**Brief**
Answer with a single number, the count of lines holding the word "Magadon".

Dataset excerpts:
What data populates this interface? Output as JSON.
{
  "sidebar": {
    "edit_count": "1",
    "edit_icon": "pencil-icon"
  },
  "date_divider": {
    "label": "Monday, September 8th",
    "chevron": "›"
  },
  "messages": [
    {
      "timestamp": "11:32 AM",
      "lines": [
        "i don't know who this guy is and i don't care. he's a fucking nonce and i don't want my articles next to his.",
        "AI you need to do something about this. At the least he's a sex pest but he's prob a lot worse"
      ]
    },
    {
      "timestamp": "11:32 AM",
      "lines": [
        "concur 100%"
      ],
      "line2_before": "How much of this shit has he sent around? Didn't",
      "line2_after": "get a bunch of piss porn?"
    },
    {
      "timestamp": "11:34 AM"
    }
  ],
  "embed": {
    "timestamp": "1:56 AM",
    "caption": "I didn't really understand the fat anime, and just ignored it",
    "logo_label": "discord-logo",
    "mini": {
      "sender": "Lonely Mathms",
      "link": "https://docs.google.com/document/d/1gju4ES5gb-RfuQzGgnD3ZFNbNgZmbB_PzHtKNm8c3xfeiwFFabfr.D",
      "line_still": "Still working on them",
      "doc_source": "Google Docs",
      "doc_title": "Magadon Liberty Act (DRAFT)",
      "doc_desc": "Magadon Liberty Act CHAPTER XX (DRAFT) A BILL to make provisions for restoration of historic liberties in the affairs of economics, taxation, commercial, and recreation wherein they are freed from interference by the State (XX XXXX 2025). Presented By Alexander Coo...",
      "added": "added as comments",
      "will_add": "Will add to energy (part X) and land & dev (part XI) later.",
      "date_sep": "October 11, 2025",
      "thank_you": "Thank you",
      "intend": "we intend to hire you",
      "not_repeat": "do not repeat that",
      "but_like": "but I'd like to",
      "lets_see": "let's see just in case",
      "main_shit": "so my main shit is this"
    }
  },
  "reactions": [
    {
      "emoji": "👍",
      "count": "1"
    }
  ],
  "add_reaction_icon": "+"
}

**Result of this exercise**
2